> [Task inputs]

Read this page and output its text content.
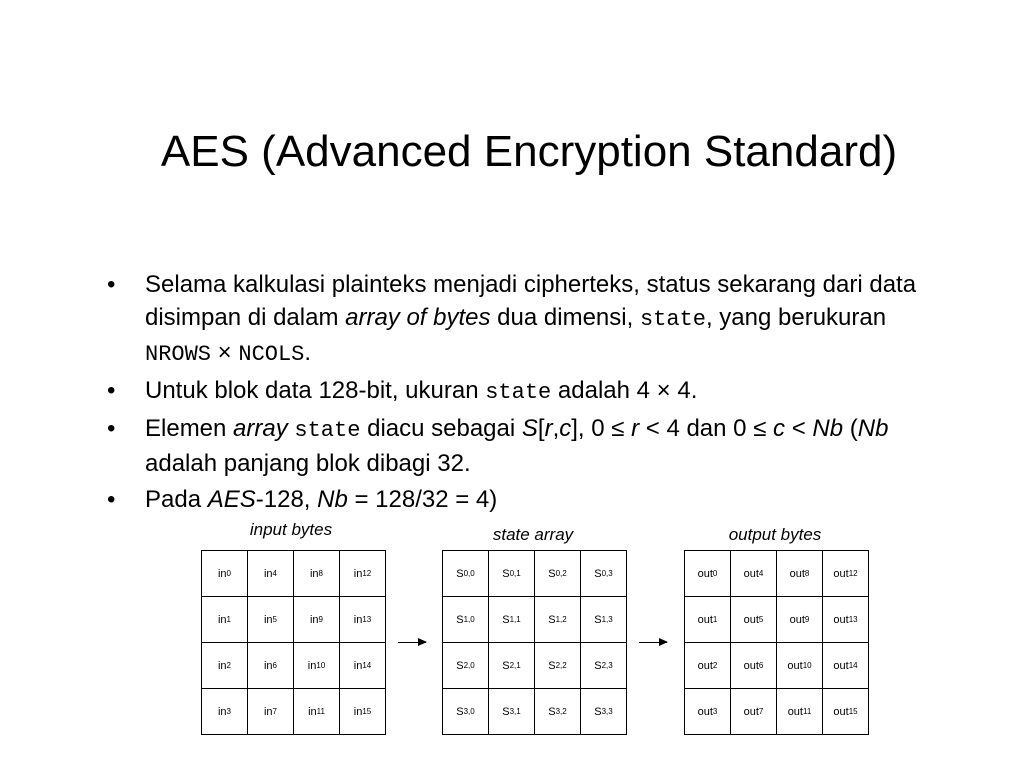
AES (Advanced Encryption Standard)
• Selama kalkulasi plainteks menjadi cipherteks, status sekarang dari data disimpan di dalam array of bytes dua dimensi, state, yang berukuran NROWS × NCOLS.
• Untuk blok data 128-bit, ukuran state adalah 4 × 4.
• Elemen array state diacu sebagai S[r,c], 0 ≤ r < 4 dan 0 ≤ c < Nb (Nb adalah panjang blok dibagi 32.
• Pada AES-128, Nb = 128/32 = 4)
input bytes
in 0	in 4	in 8	in 12
in 1	in 5	in 9	in 13
in 2	in 6	in 10	in 14
in 3	in 7	in 11	in 15
state array
S 0,0	S 0,1	S 0,2	S 0,3
S 1,0	S 1,1	S 1,2	S 1,3
S 2,0	S 2,1	S 2,2	S 2,3
S 3,0	S 3,1	S 3,2	S 3,3
output bytes
out 0 out 4 out 8 out 12
out 1 out 5 out 9 out 13
out 2 out 6 out 10 out 14
out 3 out 7 out 11 out 15
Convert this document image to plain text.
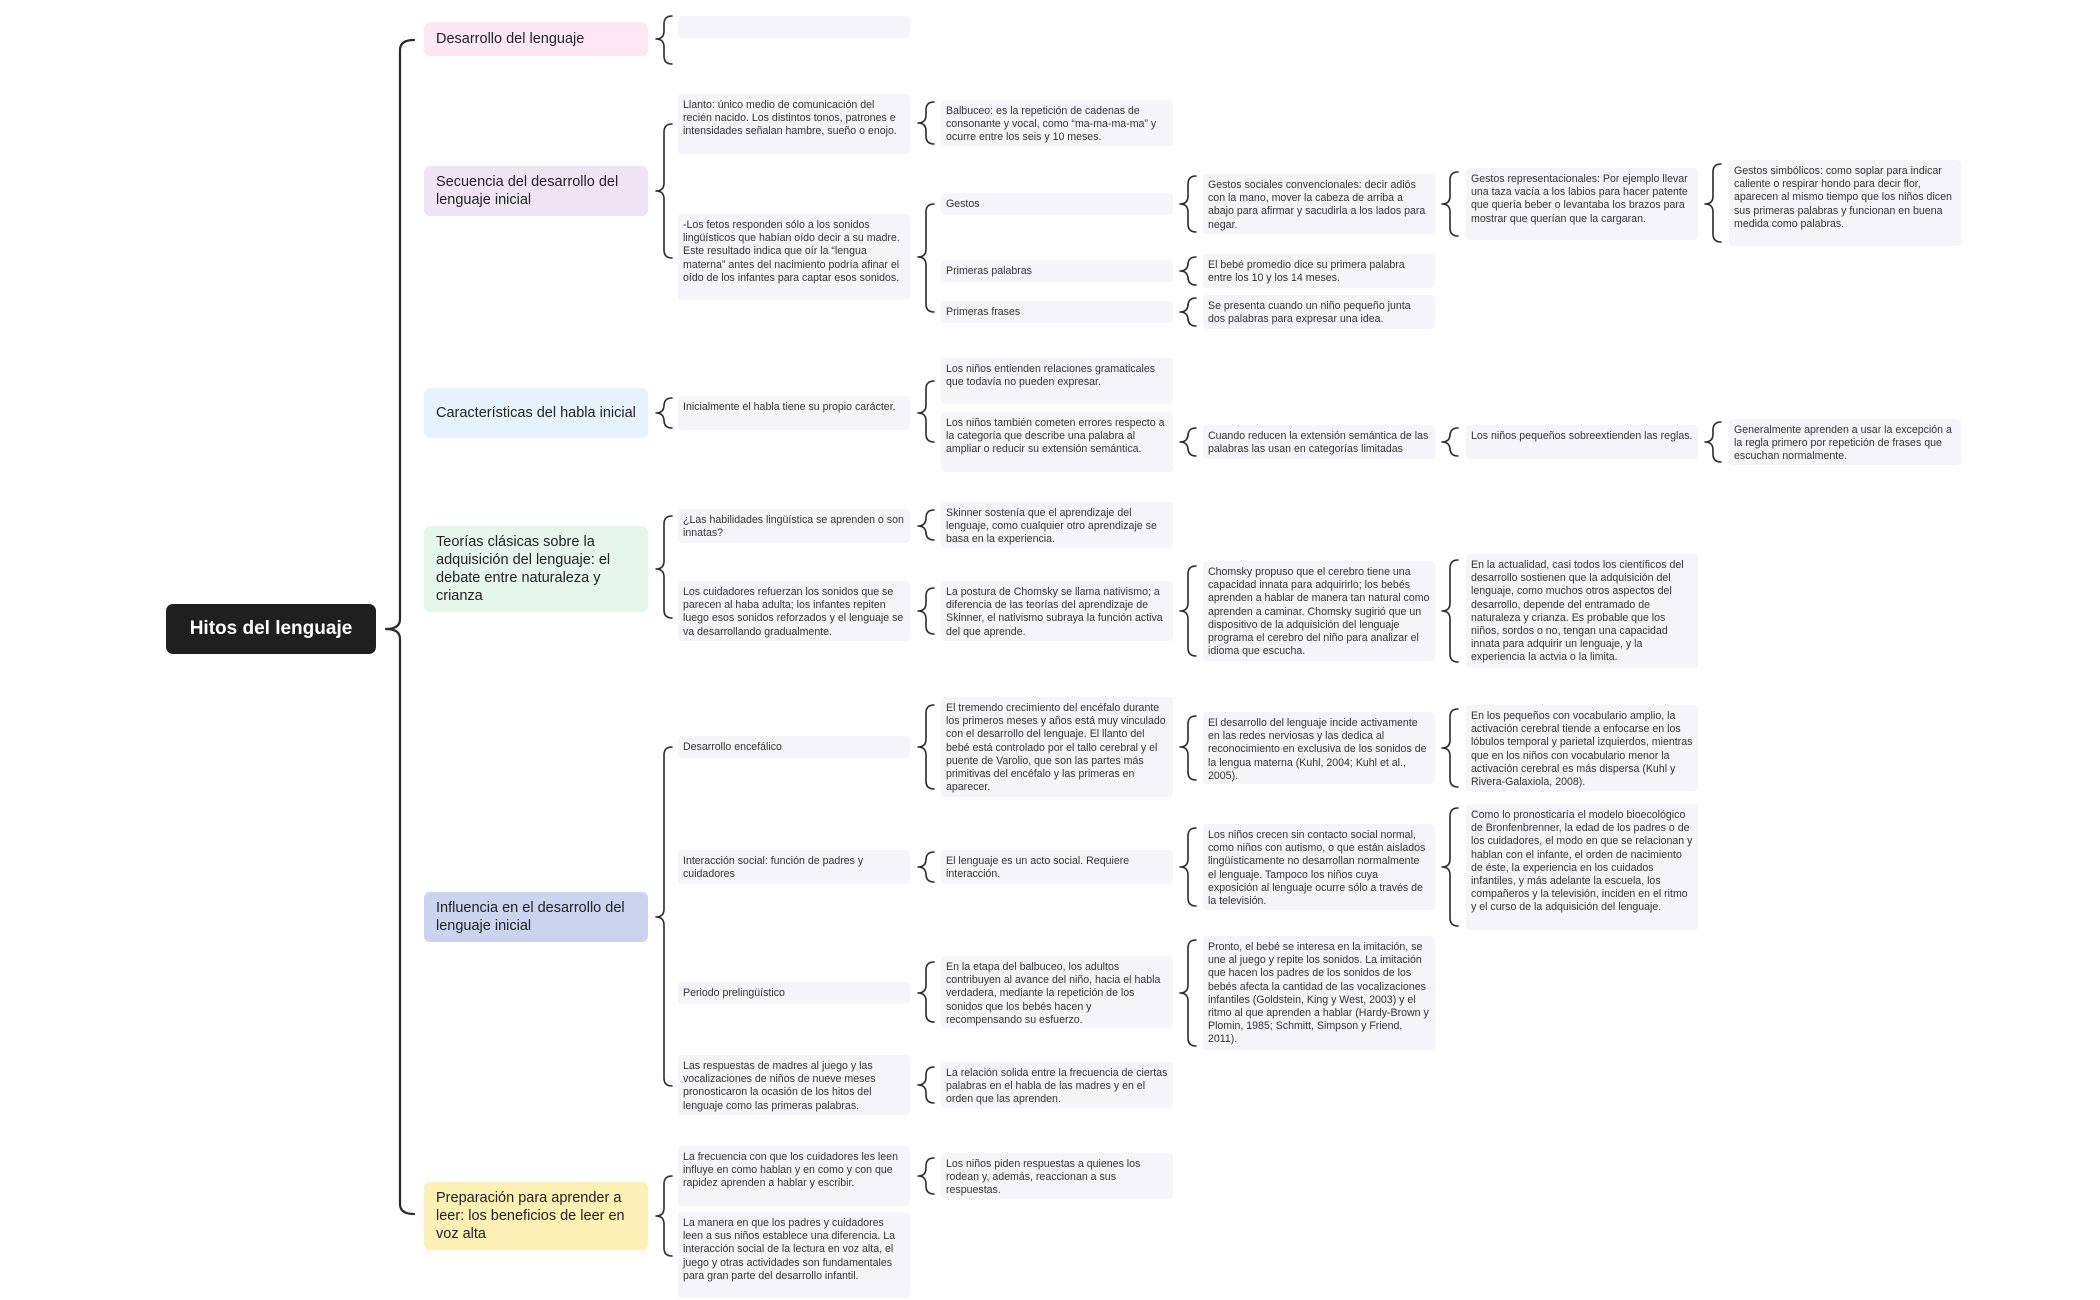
Hitos del lenguaje
Desarrollo del lenguaje
Secuencia del desarrollo del lenguaje inicial
Características del habla inicial
Teorías clásicas sobre la adquisición del lenguaje: el debate entre naturaleza y crianza
Influencia en el desarrollo del lenguaje inicial
Preparación para aprender a leer: los beneficios de leer en voz alta
Llanto: único medio de comunicación del recién nacido. Los distintos tonos, patrones e intensidades señalan hambre, sueño o enojo.
Balbuceo: es la repetición de cadenas de consonante y vocal, como “ma-ma-ma-ma” y ocurre entre los seis y 10 meses.
-Los fetos responden sólo a los sonidos lingüísticos que habían oído decir a su madre. Este resultado indica que oír la “lengua materna” antes del nacimiento podría afinar el oído de los infantes para captar esos sonidos.
Gestos
Gestos sociales convencionales: decir adiós con la mano, mover la cabeza de arriba a abajo para afirmar y sacudirla a los lados para negar.
Gestos representacionales: Por ejemplo llevar una taza vacía a los labios para hacer patente que quería beber o levantaba los brazos para mostrar que querían que la cargaran.
Gestos simbólicos: como soplar para indicar caliente o respirar hondo para decir flor, aparecen al mismo tiempo que los niños dicen sus primeras palabras y funcionan en buena medida como palabras.
Primeras palabras	El bebé promedio dice su primera palabra entre los 10 y los 14 meses.
Primeras frases	Se presenta cuando un niño pequeño junta dos palabras para expresar una idea.
Inicialmente el habla tiene su propio carácter.
Los niños entienden relaciones gramaticales que todavía no pueden expresar.
Los niños también cometen errores respecto a la categoría que describe una palabra al ampliar o reducir su extensión semántica.
Cuando reducen la extensión semántica de las palabras las usan en categorías limitadas
Los niños pequeños sobreextienden las reglas.	Generalmente aprenden a usar la excepción a la regla primero por repetición de frases que escuchan normalmente.
¿Las habilidades lingüística se aprenden o son innatas?
Skinner sostenía que el aprendizaje del lenguaje, como cualquier otro aprendizaje se basa en la experiencia.
Los cuidadores refuerzan los sonidos que se parecen al haba adulta; los infantes repiten luego esos sonidos reforzados y el lenguaje se va desarrollando gradualmente.
La postura de Chomsky se llama nativismo; a diferencia de las teorías del aprendizaje de Skinner, el nativismo subraya la función activa del que aprende.
Chomsky propuso que el cerebro tiene una capacidad innata para adquirirlo; los bebés aprenden a hablar de manera tan natural como aprenden a caminar. Chomsky sugirió que un dispositivo de la adquisición del lenguaje programa el cerebro del niño para analizar el idioma que escucha.
En la actualidad, casi todos los científicos del desarrollo sostienen que la adquisición del lenguaje, como muchos otros aspectos del desarrollo, depende del entramado de naturaleza y crianza. Es probable que los niños, sordos o no, tengan una capacidad innata para adquirir un lenguaje, y la experiencia la actvia o la limita.
Desarrollo encefálico
El tremendo crecimiento del encéfalo durante los primeros meses y años está muy vinculado con el desarrollo del lenguaje. El llanto del bebé está controlado por el tallo cerebral y el puente de Varolio, que son las partes más primitivas del encéfalo y las primeras en aparecer.
El desarrollo del lenguaje incide activamente en las redes nerviosas y las dedica al reconocimiento en exclusiva de los sonidos de la lengua materna (Kuhl, 2004; Kuhl et al., 2005).
En los pequeños con vocabulario amplio, la activación cerebral tiende a enfocarse en los lóbulos temporal y parietal izquierdos, mientras que en los niños con vocabulario menor la activación cerebral es más dispersa (Kuhl y Rivera-Galaxiola, 2008).
Interacción social: función de padres y cuidadores
El lenguaje es un acto social. Requiere interacción.
Los niños crecen sin contacto social normal, como niños con autismo, o que están aislados lingüísticamente no desarrollan normalmente el lenguaje. Tampoco los niños cuya exposición al lenguaje ocurre sólo a través de la televisión.
Como lo pronosticaría el modelo bioecológico de Bronfenbrenner, la edad de los padres o de los cuidadores, el modo en que se relacionan y hablan con el infante, el orden de nacimiento de éste, la experiencia en los cuidados infantiles, y más adelante la escuela, los compañeros y la televisión, inciden en el ritmo y el curso de la adquisición del lenguaje.
Periodo prelingüístico
En la etapa del balbuceo, los adultos contribuyen al avance del niño, hacia el habla verdadera, mediante la repetición de los sonidos que los bebés hacen y recompensando su esfuerzo.
Pronto, el bebé se interesa en la imitación, se une al juego y repite los sonidos. La imitación que hacen los padres de los sonidos de los bebés afecta la cantidad de las vocalizaciones infantiles (Goldstein, King y West, 2003) y el ritmo al que aprenden a hablar (Hardy-Brown y Plomin, 1985; Schmitt, Simpson y Friend, 2011).
Las respuestas de madres al juego y las vocalizaciones de niños de nueve meses pronosticaron la ocasión de los hitos del lenguaje como las primeras palabras.
La relación solida entre la frecuencia de ciertas palabras en el habla de las madres y en el orden que las aprenden.
La frecuencia con que los cuidadores les leen influye en como hablan y en como y con que rapidez aprenden a hablar y escribir.
Los niños piden respuestas a quienes los rodean y, además, reaccionan a sus respuestas.
La manera en que los padres y cuidadores leen a sus niños establece una diferencia. La interacción social de la lectura en voz alta, el juego y otras actividades son fundamentales para gran parte del desarrollo infantil.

> [Exercise brief]
Collect each line containing the string "madres".

> [The result]
Las respuestas de madres al juego y las vocalizaciones de niños de nueve meses pronosticaron la ocasión de los hitos del lenguaje como las primeras palabras.
La relación solida entre la frecuencia de ciertas palabras en el habla de las madres y en el orden que las aprenden.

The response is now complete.